▸ **Instruction**
Where a line contains the word "تهران", copy that line.

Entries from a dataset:
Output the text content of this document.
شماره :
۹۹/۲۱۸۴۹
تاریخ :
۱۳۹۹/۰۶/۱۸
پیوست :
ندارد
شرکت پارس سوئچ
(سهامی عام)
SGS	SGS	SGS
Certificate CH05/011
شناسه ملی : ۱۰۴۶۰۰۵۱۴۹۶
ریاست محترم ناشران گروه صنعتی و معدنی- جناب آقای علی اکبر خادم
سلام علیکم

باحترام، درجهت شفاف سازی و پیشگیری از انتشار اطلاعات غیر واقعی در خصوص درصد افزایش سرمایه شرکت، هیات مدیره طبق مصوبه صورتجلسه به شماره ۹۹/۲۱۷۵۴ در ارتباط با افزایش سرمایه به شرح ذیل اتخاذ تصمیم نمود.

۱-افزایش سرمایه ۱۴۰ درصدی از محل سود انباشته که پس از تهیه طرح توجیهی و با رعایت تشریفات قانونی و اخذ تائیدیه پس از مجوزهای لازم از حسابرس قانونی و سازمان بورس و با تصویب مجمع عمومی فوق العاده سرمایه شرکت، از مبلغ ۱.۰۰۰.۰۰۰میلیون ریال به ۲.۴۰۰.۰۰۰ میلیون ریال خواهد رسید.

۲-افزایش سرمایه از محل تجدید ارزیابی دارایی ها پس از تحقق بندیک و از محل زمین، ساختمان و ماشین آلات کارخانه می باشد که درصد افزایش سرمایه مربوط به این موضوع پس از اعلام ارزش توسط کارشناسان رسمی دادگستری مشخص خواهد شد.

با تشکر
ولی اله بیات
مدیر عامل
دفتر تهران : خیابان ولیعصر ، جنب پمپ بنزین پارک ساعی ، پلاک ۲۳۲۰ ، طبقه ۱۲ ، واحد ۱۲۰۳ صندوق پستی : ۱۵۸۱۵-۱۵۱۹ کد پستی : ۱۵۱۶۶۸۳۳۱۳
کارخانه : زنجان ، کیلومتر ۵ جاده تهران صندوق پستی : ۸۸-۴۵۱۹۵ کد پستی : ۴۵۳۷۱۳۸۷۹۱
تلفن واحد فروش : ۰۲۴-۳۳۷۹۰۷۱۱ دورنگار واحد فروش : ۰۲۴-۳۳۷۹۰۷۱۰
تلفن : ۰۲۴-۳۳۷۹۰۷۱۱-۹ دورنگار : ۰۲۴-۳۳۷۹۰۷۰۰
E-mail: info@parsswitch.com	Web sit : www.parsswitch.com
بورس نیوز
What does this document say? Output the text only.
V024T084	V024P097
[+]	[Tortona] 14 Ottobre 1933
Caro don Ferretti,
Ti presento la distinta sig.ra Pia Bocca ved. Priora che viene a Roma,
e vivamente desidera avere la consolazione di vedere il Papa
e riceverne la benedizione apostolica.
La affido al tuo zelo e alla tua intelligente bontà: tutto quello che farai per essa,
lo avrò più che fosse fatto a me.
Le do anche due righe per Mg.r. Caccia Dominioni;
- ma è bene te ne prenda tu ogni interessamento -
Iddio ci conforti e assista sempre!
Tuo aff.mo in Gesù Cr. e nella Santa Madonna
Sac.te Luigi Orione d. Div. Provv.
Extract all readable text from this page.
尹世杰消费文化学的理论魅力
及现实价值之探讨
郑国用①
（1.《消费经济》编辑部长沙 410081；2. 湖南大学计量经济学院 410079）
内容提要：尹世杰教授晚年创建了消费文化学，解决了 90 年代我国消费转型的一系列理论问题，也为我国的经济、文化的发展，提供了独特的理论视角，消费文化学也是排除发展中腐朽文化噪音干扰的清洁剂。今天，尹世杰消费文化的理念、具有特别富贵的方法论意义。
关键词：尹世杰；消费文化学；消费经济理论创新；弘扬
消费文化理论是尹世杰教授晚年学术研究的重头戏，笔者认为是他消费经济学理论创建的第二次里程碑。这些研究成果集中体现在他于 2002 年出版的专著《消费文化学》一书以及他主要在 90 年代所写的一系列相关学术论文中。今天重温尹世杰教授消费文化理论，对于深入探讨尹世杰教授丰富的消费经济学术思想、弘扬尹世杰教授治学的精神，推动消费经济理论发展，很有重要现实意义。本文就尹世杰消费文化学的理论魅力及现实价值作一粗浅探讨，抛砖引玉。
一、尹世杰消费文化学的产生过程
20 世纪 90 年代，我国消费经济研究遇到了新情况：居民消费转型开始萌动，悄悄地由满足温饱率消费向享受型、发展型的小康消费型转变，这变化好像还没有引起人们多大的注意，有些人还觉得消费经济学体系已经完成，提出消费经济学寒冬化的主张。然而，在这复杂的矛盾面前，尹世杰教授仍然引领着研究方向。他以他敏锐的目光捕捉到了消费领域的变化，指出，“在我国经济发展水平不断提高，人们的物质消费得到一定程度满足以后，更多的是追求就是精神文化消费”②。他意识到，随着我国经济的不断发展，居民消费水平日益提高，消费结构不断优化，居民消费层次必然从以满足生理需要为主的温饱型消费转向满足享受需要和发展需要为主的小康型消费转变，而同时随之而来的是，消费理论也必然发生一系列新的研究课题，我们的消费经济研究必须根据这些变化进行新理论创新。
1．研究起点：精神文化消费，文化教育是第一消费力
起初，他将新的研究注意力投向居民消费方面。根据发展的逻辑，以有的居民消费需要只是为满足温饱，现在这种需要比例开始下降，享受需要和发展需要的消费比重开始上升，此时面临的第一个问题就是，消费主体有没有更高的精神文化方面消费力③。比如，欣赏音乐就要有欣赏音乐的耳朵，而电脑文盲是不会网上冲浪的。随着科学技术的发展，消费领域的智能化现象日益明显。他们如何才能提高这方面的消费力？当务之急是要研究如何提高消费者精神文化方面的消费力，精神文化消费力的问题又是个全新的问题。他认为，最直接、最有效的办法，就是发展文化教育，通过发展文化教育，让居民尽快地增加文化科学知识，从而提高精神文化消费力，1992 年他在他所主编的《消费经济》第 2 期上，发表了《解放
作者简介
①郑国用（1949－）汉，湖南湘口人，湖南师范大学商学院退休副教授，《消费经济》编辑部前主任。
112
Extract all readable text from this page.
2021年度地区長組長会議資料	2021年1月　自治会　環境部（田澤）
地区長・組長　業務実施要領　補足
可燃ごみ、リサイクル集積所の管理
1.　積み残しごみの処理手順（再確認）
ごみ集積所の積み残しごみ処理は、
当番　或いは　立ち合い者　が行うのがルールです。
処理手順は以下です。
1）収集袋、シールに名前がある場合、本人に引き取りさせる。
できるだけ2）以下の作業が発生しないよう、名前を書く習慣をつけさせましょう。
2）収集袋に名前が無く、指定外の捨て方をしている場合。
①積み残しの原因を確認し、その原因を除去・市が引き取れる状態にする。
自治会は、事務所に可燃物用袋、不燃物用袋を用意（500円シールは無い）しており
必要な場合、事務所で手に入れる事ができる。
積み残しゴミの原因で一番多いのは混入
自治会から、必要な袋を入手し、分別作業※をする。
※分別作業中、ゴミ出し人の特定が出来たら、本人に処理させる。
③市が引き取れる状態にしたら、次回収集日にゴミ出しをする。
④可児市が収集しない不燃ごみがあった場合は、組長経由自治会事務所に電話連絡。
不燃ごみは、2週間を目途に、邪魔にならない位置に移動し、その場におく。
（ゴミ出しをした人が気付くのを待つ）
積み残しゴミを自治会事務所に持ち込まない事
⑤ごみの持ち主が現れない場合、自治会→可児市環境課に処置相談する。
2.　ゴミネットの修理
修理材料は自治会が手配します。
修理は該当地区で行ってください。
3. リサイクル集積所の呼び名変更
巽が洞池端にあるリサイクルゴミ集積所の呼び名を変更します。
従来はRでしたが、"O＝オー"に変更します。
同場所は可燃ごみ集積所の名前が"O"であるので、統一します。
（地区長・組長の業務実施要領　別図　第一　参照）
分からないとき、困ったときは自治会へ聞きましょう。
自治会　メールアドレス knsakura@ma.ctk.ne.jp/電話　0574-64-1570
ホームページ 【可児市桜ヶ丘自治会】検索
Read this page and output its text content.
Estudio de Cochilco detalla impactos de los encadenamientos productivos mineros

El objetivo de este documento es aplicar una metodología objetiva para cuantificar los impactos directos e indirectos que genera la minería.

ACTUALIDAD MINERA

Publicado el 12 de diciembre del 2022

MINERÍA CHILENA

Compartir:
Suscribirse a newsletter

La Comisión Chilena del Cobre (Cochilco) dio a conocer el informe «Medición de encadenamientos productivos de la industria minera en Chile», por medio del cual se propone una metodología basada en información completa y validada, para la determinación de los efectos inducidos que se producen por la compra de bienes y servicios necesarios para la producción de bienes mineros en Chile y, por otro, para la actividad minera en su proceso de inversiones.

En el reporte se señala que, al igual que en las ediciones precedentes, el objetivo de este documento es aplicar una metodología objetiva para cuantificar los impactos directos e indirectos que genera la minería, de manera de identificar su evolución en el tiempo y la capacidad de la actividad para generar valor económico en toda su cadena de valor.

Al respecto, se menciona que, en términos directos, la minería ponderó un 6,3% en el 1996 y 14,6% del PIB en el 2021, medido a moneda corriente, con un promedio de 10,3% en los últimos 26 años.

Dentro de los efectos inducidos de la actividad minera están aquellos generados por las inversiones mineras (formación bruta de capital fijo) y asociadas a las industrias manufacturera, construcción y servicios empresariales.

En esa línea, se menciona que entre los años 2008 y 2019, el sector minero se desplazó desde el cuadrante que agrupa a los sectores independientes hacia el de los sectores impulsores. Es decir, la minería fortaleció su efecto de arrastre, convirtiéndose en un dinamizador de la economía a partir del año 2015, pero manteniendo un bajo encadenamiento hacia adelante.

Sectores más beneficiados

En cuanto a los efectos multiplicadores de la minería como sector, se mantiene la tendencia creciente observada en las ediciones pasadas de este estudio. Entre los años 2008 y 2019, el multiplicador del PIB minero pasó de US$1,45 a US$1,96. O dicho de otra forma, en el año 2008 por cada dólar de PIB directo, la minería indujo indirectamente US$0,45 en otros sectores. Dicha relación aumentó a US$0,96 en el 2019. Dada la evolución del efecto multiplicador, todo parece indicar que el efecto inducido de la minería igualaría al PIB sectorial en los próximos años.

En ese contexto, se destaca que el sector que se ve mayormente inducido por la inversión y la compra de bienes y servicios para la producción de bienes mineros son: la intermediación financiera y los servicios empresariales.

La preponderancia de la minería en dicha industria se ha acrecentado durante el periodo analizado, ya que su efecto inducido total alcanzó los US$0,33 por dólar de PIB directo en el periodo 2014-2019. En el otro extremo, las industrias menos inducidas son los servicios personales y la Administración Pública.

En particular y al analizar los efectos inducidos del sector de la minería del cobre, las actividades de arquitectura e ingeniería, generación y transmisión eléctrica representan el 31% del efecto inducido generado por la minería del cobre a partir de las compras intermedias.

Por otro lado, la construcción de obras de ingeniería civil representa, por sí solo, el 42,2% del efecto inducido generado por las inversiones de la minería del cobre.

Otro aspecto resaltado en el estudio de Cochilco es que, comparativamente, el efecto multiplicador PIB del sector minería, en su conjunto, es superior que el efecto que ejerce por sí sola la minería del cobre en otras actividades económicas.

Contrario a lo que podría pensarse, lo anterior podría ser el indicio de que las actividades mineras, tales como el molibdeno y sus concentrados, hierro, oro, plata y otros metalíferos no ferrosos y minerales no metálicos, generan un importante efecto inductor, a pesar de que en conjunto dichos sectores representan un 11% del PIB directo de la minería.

▸ **Written solution**
دفتر تهران : خیابان ولیعصر ، جنب پمپ بنزین پارک ساعی ، پلاک ۲۳۲۰ ، طبقه ۱۲ ، واحد ۱۲۰۳ صندوق پستی : ۱۵۸۱۵-۱۵۱۹ کد پستی : ۱۵۱۶۶۸۳۳۱۳
کارخانه : زنجان ، کیلومتر ۵ جاده تهران صندوق پستی : ۸۸-۴۵۱۹۵ کد پستی : ۴۵۳۷۱۳۸۷۹۱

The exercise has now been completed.